» Directive
Count the lines in the entries below that contain the string "logo", treating uppercase and lowercase letters as different. Reply with the number alone.

» Extracted entries
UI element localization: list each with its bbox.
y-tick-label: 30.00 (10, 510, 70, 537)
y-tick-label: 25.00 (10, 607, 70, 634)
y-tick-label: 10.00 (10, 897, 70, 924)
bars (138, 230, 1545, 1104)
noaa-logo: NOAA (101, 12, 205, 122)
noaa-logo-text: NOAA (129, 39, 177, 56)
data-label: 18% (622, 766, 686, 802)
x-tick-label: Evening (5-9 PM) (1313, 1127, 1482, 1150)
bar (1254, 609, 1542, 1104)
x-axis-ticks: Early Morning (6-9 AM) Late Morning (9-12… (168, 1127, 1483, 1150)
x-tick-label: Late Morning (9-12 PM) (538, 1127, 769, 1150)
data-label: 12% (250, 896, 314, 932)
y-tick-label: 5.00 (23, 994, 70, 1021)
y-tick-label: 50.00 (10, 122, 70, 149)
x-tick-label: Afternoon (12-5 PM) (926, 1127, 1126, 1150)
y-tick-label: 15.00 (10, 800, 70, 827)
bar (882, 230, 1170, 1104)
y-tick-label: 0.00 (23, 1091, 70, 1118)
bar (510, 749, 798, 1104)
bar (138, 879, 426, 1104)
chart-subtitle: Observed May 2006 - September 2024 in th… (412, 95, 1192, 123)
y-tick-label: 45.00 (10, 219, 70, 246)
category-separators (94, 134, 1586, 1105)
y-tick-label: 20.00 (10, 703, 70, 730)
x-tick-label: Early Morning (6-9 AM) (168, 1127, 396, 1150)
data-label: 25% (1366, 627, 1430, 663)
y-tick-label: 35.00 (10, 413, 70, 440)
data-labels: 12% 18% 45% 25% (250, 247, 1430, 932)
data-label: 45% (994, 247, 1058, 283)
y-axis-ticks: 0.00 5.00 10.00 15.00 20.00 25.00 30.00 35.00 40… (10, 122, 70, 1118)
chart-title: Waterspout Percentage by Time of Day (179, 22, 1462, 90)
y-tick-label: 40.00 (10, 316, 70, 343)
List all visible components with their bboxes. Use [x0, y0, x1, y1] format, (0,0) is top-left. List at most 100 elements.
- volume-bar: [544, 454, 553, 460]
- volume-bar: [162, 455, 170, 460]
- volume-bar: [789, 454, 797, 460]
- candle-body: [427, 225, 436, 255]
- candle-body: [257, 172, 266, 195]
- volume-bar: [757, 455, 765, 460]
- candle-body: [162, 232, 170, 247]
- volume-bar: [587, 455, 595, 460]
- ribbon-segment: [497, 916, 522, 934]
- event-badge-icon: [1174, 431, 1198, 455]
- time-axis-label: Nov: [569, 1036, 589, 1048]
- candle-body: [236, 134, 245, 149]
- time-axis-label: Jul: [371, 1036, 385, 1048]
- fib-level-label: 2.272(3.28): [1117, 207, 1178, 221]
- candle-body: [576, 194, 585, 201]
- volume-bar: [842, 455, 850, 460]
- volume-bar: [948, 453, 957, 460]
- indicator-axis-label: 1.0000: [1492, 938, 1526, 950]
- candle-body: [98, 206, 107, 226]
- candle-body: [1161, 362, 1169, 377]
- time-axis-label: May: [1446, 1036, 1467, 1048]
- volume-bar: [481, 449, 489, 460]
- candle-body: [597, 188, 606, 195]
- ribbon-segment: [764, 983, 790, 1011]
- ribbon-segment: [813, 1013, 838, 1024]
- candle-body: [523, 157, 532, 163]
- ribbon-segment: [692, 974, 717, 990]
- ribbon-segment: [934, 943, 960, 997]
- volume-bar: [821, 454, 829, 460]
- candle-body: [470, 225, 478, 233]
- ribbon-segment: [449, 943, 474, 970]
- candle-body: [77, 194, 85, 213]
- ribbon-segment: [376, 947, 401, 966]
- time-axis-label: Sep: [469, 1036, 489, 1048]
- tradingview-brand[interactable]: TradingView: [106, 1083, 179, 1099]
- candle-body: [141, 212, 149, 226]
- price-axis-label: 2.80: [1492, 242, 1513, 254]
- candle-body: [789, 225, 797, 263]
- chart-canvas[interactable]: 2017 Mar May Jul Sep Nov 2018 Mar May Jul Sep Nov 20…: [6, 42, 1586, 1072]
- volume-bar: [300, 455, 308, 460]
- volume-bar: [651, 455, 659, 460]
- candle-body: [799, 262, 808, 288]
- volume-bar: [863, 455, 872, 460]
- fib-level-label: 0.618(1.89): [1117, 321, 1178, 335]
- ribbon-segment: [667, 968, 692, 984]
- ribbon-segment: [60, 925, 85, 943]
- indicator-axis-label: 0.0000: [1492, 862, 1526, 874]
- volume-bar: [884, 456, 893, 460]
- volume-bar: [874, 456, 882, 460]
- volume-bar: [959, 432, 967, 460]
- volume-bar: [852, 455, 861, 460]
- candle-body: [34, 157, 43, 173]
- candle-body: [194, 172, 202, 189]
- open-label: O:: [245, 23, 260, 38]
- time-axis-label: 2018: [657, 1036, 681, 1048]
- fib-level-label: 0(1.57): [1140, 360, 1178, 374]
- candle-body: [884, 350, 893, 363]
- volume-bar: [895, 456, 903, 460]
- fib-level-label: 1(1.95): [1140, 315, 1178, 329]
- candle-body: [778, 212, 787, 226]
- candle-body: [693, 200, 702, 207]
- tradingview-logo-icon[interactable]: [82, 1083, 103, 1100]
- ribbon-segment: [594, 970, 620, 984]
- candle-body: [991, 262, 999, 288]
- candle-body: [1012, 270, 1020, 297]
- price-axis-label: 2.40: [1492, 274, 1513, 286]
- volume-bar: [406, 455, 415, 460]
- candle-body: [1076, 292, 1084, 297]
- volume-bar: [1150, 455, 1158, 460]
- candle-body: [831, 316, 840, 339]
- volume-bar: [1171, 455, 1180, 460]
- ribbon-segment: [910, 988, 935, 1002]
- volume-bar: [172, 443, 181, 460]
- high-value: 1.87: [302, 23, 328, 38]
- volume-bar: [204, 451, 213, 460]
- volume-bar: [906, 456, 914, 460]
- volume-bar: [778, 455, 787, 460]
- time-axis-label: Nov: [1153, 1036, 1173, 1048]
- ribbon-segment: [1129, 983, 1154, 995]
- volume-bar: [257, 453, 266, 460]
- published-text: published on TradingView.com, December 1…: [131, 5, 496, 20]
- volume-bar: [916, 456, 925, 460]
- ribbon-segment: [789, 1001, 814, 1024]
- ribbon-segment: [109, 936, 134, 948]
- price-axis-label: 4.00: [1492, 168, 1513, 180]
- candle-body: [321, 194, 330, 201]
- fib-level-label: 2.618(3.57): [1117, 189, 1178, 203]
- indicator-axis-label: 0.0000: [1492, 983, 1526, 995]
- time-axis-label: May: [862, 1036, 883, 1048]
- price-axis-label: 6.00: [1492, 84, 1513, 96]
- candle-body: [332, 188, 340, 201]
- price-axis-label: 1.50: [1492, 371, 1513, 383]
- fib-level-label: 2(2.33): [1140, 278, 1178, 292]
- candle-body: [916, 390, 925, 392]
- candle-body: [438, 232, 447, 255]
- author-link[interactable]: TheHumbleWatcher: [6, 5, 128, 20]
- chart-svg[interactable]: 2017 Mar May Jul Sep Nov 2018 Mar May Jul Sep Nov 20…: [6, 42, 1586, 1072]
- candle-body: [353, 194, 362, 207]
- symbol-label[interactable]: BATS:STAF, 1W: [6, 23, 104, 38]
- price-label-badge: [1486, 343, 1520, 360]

» Result
3